— BEGIN INFORMATION PROVIDED —

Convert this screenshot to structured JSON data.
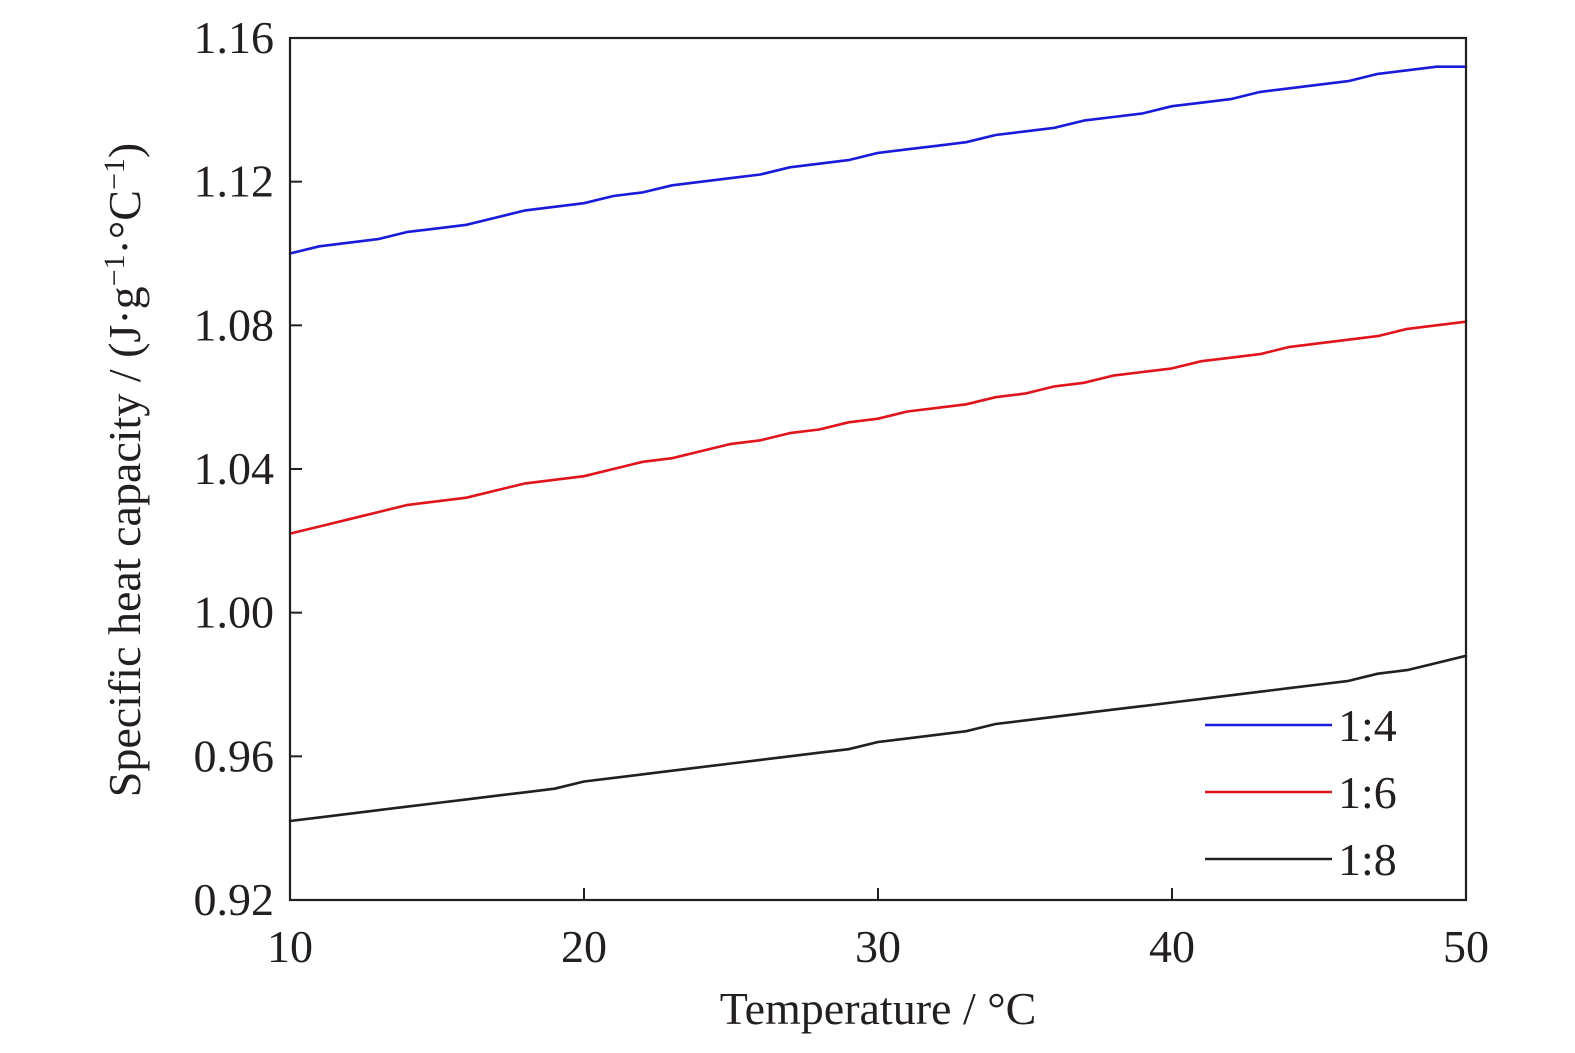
{
  "chart_data": {
    "type": "line",
    "title": "",
    "xlabel": "Temperature / °C",
    "ylabel": {
      "main": "Specific heat capacity / (J·g",
      "sup1": "−1",
      "mid": "·°C",
      "sup2": "−1",
      "end": ")"
    },
    "xlim": [
      10,
      50
    ],
    "ylim": [
      0.92,
      1.16
    ],
    "x_ticks": [
      10,
      20,
      30,
      40,
      50
    ],
    "x_tick_labels": [
      "10",
      "20",
      "30",
      "40",
      "50"
    ],
    "y_ticks": [
      0.92,
      0.96,
      1.0,
      1.04,
      1.08,
      1.12,
      1.16
    ],
    "y_tick_labels": [
      "0.92",
      "0.96",
      "1.00",
      "1.04",
      "1.08",
      "1.12",
      "1.16"
    ],
    "grid": false,
    "legend_position": "bottom-right",
    "x": [
      10,
      11,
      12,
      13,
      14,
      15,
      16,
      17,
      18,
      19,
      20,
      21,
      22,
      23,
      24,
      25,
      26,
      27,
      28,
      29,
      30,
      31,
      32,
      33,
      34,
      35,
      36,
      37,
      38,
      39,
      40,
      41,
      42,
      43,
      44,
      45,
      46,
      47,
      48,
      49,
      50
    ],
    "series": [
      {
        "name": "1:4",
        "color": "#1a1adb",
        "values": [
          1.1,
          1.102,
          1.103,
          1.104,
          1.106,
          1.107,
          1.108,
          1.11,
          1.112,
          1.113,
          1.114,
          1.116,
          1.117,
          1.119,
          1.12,
          1.121,
          1.122,
          1.124,
          1.125,
          1.126,
          1.128,
          1.129,
          1.13,
          1.131,
          1.133,
          1.134,
          1.135,
          1.137,
          1.138,
          1.139,
          1.141,
          1.142,
          1.143,
          1.145,
          1.146,
          1.147,
          1.148,
          1.15,
          1.151,
          1.152,
          1.152
        ]
      },
      {
        "name": "1:6",
        "color": "#e0141b",
        "values": [
          1.022,
          1.024,
          1.026,
          1.028,
          1.03,
          1.031,
          1.032,
          1.034,
          1.036,
          1.037,
          1.038,
          1.04,
          1.042,
          1.043,
          1.045,
          1.047,
          1.048,
          1.05,
          1.051,
          1.053,
          1.054,
          1.056,
          1.057,
          1.058,
          1.06,
          1.061,
          1.063,
          1.064,
          1.066,
          1.067,
          1.068,
          1.07,
          1.071,
          1.072,
          1.074,
          1.075,
          1.076,
          1.077,
          1.079,
          1.08,
          1.081
        ]
      },
      {
        "name": "1:8",
        "color": "#231f20",
        "values": [
          0.942,
          0.943,
          0.944,
          0.945,
          0.946,
          0.947,
          0.948,
          0.949,
          0.95,
          0.951,
          0.953,
          0.954,
          0.955,
          0.956,
          0.957,
          0.958,
          0.959,
          0.96,
          0.961,
          0.962,
          0.964,
          0.965,
          0.966,
          0.967,
          0.969,
          0.97,
          0.971,
          0.972,
          0.973,
          0.974,
          0.975,
          0.976,
          0.977,
          0.978,
          0.979,
          0.98,
          0.981,
          0.983,
          0.984,
          0.986,
          0.988
        ]
      }
    ]
  }
}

— END INFORMATION PROVIDED —

EXERCISE AIM: Return the entries unchanged, save for the pictures, which do not belong in the copy.

RESPONSE TO THE TASK:
Convert this screenshot to structured JSON data.
{
  "chart_data": {
    "type": "line",
    "title": "",
    "xlabel": "Temperature / °C",
    "ylabel": {
      "main": "Specific heat capacity / (J·g",
      "sup1": "−1",
      "mid": "·°C",
      "sup2": "−1",
      "end": ")"
    },
    "xlim": [
      10,
      50
    ],
    "ylim": [
      0.92,
      1.16
    ],
    "x_ticks": [
      10,
      20,
      30,
      40,
      50
    ],
    "x_tick_labels": [
      "10",
      "20",
      "30",
      "40",
      "50"
    ],
    "y_ticks": [
      0.92,
      0.96,
      1.0,
      1.04,
      1.08,
      1.12,
      1.16
    ],
    "y_tick_labels": [
      "0.92",
      "0.96",
      "1.00",
      "1.04",
      "1.08",
      "1.12",
      "1.16"
    ],
    "grid": false,
    "legend_position": "bottom-right",
    "x": [
      10,
      11,
      12,
      13,
      14,
      15,
      16,
      17,
      18,
      19,
      20,
      21,
      22,
      23,
      24,
      25,
      26,
      27,
      28,
      29,
      30,
      31,
      32,
      33,
      34,
      35,
      36,
      37,
      38,
      39,
      40,
      41,
      42,
      43,
      44,
      45,
      46,
      47,
      48,
      49,
      50
    ],
    "series": [
      {
        "name": "1:4",
        "color": "#1a1adb",
        "values": [
          1.1,
          1.102,
          1.103,
          1.104,
          1.106,
          1.107,
          1.108,
          1.11,
          1.112,
          1.113,
          1.114,
          1.116,
          1.117,
          1.119,
          1.12,
          1.121,
          1.122,
          1.124,
          1.125,
          1.126,
          1.128,
          1.129,
          1.13,
          1.131,
          1.133,
          1.134,
          1.135,
          1.137,
          1.138,
          1.139,
          1.141,
          1.142,
          1.143,
          1.145,
          1.146,
          1.147,
          1.148,
          1.15,
          1.151,
          1.152,
          1.152
        ]
      },
      {
        "name": "1:6",
        "color": "#e0141b",
        "values": [
          1.022,
          1.024,
          1.026,
          1.028,
          1.03,
          1.031,
          1.032,
          1.034,
          1.036,
          1.037,
          1.038,
          1.04,
          1.042,
          1.043,
          1.045,
          1.047,
          1.048,
          1.05,
          1.051,
          1.053,
          1.054,
          1.056,
          1.057,
          1.058,
          1.06,
          1.061,
          1.063,
          1.064,
          1.066,
          1.067,
          1.068,
          1.07,
          1.071,
          1.072,
          1.074,
          1.075,
          1.076,
          1.077,
          1.079,
          1.08,
          1.081
        ]
      },
      {
        "name": "1:8",
        "color": "#231f20",
        "values": [
          0.942,
          0.943,
          0.944,
          0.945,
          0.946,
          0.947,
          0.948,
          0.949,
          0.95,
          0.951,
          0.953,
          0.954,
          0.955,
          0.956,
          0.957,
          0.958,
          0.959,
          0.96,
          0.961,
          0.962,
          0.964,
          0.965,
          0.966,
          0.967,
          0.969,
          0.97,
          0.971,
          0.972,
          0.973,
          0.974,
          0.975,
          0.976,
          0.977,
          0.978,
          0.979,
          0.98,
          0.981,
          0.983,
          0.984,
          0.986,
          0.988
        ]
      }
    ]
  }
}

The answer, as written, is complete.